▼
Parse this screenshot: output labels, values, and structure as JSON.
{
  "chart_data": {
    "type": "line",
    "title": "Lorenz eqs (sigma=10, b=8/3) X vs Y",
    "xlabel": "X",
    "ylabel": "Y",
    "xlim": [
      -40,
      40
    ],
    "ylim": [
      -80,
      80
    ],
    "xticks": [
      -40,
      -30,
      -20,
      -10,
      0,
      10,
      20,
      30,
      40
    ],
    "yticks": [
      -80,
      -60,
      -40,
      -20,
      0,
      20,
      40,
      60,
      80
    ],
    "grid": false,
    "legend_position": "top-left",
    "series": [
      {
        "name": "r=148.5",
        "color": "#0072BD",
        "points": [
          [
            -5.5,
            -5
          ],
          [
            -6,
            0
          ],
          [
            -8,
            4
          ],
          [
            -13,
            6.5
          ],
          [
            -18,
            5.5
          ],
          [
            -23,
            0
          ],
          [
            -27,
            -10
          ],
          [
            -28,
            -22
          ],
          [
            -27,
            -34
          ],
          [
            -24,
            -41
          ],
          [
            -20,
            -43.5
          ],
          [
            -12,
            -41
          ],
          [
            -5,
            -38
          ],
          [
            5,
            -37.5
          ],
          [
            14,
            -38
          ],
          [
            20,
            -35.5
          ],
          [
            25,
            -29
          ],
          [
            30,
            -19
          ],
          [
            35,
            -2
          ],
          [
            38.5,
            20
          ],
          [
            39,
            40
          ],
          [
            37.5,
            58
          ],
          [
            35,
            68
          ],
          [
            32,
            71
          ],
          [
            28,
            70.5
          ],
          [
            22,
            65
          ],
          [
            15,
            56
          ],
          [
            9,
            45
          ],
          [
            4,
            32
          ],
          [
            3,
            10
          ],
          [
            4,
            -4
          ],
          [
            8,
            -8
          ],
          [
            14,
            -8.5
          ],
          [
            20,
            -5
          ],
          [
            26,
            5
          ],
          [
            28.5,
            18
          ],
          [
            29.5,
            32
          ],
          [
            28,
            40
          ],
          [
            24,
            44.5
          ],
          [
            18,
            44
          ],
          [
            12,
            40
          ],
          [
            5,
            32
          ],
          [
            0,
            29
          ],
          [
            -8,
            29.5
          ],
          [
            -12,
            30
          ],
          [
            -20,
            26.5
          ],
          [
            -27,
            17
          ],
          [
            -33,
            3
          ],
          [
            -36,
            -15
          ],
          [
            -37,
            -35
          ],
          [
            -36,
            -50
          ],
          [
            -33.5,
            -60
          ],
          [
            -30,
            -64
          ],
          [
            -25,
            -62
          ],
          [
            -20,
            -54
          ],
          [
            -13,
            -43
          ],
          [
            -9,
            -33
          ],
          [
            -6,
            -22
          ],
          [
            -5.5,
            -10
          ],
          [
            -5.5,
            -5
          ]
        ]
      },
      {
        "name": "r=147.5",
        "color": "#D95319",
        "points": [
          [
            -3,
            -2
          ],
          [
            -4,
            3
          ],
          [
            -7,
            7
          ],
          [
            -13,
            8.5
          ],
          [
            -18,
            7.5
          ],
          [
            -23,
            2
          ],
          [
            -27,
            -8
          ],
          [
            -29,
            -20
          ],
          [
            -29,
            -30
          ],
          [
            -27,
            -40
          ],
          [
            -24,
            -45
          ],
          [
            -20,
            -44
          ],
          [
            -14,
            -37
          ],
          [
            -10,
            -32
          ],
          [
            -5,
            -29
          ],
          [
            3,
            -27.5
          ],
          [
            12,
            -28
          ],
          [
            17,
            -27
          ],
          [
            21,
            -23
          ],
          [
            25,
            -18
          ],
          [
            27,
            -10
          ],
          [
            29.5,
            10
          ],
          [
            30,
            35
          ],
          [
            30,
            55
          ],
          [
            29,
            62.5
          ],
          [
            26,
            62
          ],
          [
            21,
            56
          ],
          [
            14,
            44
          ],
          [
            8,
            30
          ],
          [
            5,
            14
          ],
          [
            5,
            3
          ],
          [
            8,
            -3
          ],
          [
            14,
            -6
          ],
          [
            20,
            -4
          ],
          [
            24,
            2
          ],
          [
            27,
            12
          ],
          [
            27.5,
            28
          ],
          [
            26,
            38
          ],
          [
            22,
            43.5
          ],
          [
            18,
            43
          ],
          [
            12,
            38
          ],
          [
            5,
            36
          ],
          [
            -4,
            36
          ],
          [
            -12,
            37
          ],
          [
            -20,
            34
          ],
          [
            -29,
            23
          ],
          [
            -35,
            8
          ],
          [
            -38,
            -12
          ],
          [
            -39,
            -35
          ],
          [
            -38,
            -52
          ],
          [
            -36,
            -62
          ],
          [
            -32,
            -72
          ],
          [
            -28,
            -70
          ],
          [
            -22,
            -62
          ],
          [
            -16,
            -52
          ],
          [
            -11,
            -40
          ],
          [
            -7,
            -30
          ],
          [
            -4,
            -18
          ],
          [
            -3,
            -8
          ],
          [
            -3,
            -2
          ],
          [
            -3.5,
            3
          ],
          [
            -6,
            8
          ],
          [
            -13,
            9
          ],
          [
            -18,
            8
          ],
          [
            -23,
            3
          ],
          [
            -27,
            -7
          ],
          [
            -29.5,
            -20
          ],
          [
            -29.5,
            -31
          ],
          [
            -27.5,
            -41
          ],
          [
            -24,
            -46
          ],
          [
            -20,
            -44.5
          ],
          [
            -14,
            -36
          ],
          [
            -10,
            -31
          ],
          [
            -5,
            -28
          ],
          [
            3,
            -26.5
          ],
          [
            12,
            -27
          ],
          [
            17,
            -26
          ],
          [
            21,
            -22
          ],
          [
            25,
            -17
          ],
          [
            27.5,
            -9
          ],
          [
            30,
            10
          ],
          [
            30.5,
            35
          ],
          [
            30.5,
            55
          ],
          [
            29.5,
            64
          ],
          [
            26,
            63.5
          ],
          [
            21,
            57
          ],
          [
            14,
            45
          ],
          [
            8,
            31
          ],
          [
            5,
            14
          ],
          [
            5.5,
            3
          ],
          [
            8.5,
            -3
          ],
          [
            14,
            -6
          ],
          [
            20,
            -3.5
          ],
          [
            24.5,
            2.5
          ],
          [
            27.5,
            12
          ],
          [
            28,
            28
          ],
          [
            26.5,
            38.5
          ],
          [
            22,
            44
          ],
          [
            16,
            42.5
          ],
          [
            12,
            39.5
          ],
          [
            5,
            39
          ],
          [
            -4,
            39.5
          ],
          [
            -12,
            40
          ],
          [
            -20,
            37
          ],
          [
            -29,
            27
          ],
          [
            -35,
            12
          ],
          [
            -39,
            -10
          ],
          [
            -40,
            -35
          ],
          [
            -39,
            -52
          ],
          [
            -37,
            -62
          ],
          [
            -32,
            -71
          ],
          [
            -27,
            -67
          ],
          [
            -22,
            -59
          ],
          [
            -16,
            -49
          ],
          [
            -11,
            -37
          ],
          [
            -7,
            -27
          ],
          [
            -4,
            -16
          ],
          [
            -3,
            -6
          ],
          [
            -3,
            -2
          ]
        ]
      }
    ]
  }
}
▲
▶ [TASK DETAILS] Repeat the listing above without any change.

▶ [EXERCISE ANSWER]
Parse this screenshot: output labels, values, and structure as JSON.
{
  "chart_data": {
    "type": "line",
    "title": "Lorenz eqs (sigma=10, b=8/3) X vs Y",
    "xlabel": "X",
    "ylabel": "Y",
    "xlim": [
      -40,
      40
    ],
    "ylim": [
      -80,
      80
    ],
    "xticks": [
      -40,
      -30,
      -20,
      -10,
      0,
      10,
      20,
      30,
      40
    ],
    "yticks": [
      -80,
      -60,
      -40,
      -20,
      0,
      20,
      40,
      60,
      80
    ],
    "grid": false,
    "legend_position": "top-left",
    "series": [
      {
        "name": "r=148.5",
        "color": "#0072BD",
        "points": [
          [
            -5.5,
            -5
          ],
          [
            -6,
            0
          ],
          [
            -8,
            4
          ],
          [
            -13,
            6.5
          ],
          [
            -18,
            5.5
          ],
          [
            -23,
            0
          ],
          [
            -27,
            -10
          ],
          [
            -28,
            -22
          ],
          [
            -27,
            -34
          ],
          [
            -24,
            -41
          ],
          [
            -20,
            -43.5
          ],
          [
            -12,
            -41
          ],
          [
            -5,
            -38
          ],
          [
            5,
            -37.5
          ],
          [
            14,
            -38
          ],
          [
            20,
            -35.5
          ],
          [
            25,
            -29
          ],
          [
            30,
            -19
          ],
          [
            35,
            -2
          ],
          [
            38.5,
            20
          ],
          [
            39,
            40
          ],
          [
            37.5,
            58
          ],
          [
            35,
            68
          ],
          [
            32,
            71
          ],
          [
            28,
            70.5
          ],
          [
            22,
            65
          ],
          [
            15,
            56
          ],
          [
            9,
            45
          ],
          [
            4,
            32
          ],
          [
            3,
            10
          ],
          [
            4,
            -4
          ],
          [
            8,
            -8
          ],
          [
            14,
            -8.5
          ],
          [
            20,
            -5
          ],
          [
            26,
            5
          ],
          [
            28.5,
            18
          ],
          [
            29.5,
            32
          ],
          [
            28,
            40
          ],
          [
            24,
            44.5
          ],
          [
            18,
            44
          ],
          [
            12,
            40
          ],
          [
            5,
            32
          ],
          [
            0,
            29
          ],
          [
            -8,
            29.5
          ],
          [
            -12,
            30
          ],
          [
            -20,
            26.5
          ],
          [
            -27,
            17
          ],
          [
            -33,
            3
          ],
          [
            -36,
            -15
          ],
          [
            -37,
            -35
          ],
          [
            -36,
            -50
          ],
          [
            -33.5,
            -60
          ],
          [
            -30,
            -64
          ],
          [
            -25,
            -62
          ],
          [
            -20,
            -54
          ],
          [
            -13,
            -43
          ],
          [
            -9,
            -33
          ],
          [
            -6,
            -22
          ],
          [
            -5.5,
            -10
          ],
          [
            -5.5,
            -5
          ]
        ]
      },
      {
        "name": "r=147.5",
        "color": "#D95319",
        "points": [
          [
            -3,
            -2
          ],
          [
            -4,
            3
          ],
          [
            -7,
            7
          ],
          [
            -13,
            8.5
          ],
          [
            -18,
            7.5
          ],
          [
            -23,
            2
          ],
          [
            -27,
            -8
          ],
          [
            -29,
            -20
          ],
          [
            -29,
            -30
          ],
          [
            -27,
            -40
          ],
          [
            -24,
            -45
          ],
          [
            -20,
            -44
          ],
          [
            -14,
            -37
          ],
          [
            -10,
            -32
          ],
          [
            -5,
            -29
          ],
          [
            3,
            -27.5
          ],
          [
            12,
            -28
          ],
          [
            17,
            -27
          ],
          [
            21,
            -23
          ],
          [
            25,
            -18
          ],
          [
            27,
            -10
          ],
          [
            29.5,
            10
          ],
          [
            30,
            35
          ],
          [
            30,
            55
          ],
          [
            29,
            62.5
          ],
          [
            26,
            62
          ],
          [
            21,
            56
          ],
          [
            14,
            44
          ],
          [
            8,
            30
          ],
          [
            5,
            14
          ],
          [
            5,
            3
          ],
          [
            8,
            -3
          ],
          [
            14,
            -6
          ],
          [
            20,
            -4
          ],
          [
            24,
            2
          ],
          [
            27,
            12
          ],
          [
            27.5,
            28
          ],
          [
            26,
            38
          ],
          [
            22,
            43.5
          ],
          [
            18,
            43
          ],
          [
            12,
            38
          ],
          [
            5,
            36
          ],
          [
            -4,
            36
          ],
          [
            -12,
            37
          ],
          [
            -20,
            34
          ],
          [
            -29,
            23
          ],
          [
            -35,
            8
          ],
          [
            -38,
            -12
          ],
          [
            -39,
            -35
          ],
          [
            -38,
            -52
          ],
          [
            -36,
            -62
          ],
          [
            -32,
            -72
          ],
          [
            -28,
            -70
          ],
          [
            -22,
            -62
          ],
          [
            -16,
            -52
          ],
          [
            -11,
            -40
          ],
          [
            -7,
            -30
          ],
          [
            -4,
            -18
          ],
          [
            -3,
            -8
          ],
          [
            -3,
            -2
          ],
          [
            -3.5,
            3
          ],
          [
            -6,
            8
          ],
          [
            -13,
            9
          ],
          [
            -18,
            8
          ],
          [
            -23,
            3
          ],
          [
            -27,
            -7
          ],
          [
            -29.5,
            -20
          ],
          [
            -29.5,
            -31
          ],
          [
            -27.5,
            -41
          ],
          [
            -24,
            -46
          ],
          [
            -20,
            -44.5
          ],
          [
            -14,
            -36
          ],
          [
            -10,
            -31
          ],
          [
            -5,
            -28
          ],
          [
            3,
            -26.5
          ],
          [
            12,
            -27
          ],
          [
            17,
            -26
          ],
          [
            21,
            -22
          ],
          [
            25,
            -17
          ],
          [
            27.5,
            -9
          ],
          [
            30,
            10
          ],
          [
            30.5,
            35
          ],
          [
            30.5,
            55
          ],
          [
            29.5,
            64
          ],
          [
            26,
            63.5
          ],
          [
            21,
            57
          ],
          [
            14,
            45
          ],
          [
            8,
            31
          ],
          [
            5,
            14
          ],
          [
            5.5,
            3
          ],
          [
            8.5,
            -3
          ],
          [
            14,
            -6
          ],
          [
            20,
            -3.5
          ],
          [
            24.5,
            2.5
          ],
          [
            27.5,
            12
          ],
          [
            28,
            28
          ],
          [
            26.5,
            38.5
          ],
          [
            22,
            44
          ],
          [
            16,
            42.5
          ],
          [
            12,
            39.5
          ],
          [
            5,
            39
          ],
          [
            -4,
            39.5
          ],
          [
            -12,
            40
          ],
          [
            -20,
            37
          ],
          [
            -29,
            27
          ],
          [
            -35,
            12
          ],
          [
            -39,
            -10
          ],
          [
            -40,
            -35
          ],
          [
            -39,
            -52
          ],
          [
            -37,
            -62
          ],
          [
            -32,
            -71
          ],
          [
            -27,
            -67
          ],
          [
            -22,
            -59
          ],
          [
            -16,
            -49
          ],
          [
            -11,
            -37
          ],
          [
            -7,
            -27
          ],
          [
            -4,
            -16
          ],
          [
            -3,
            -6
          ],
          [
            -3,
            -2
          ]
        ]
      }
    ]
  }
}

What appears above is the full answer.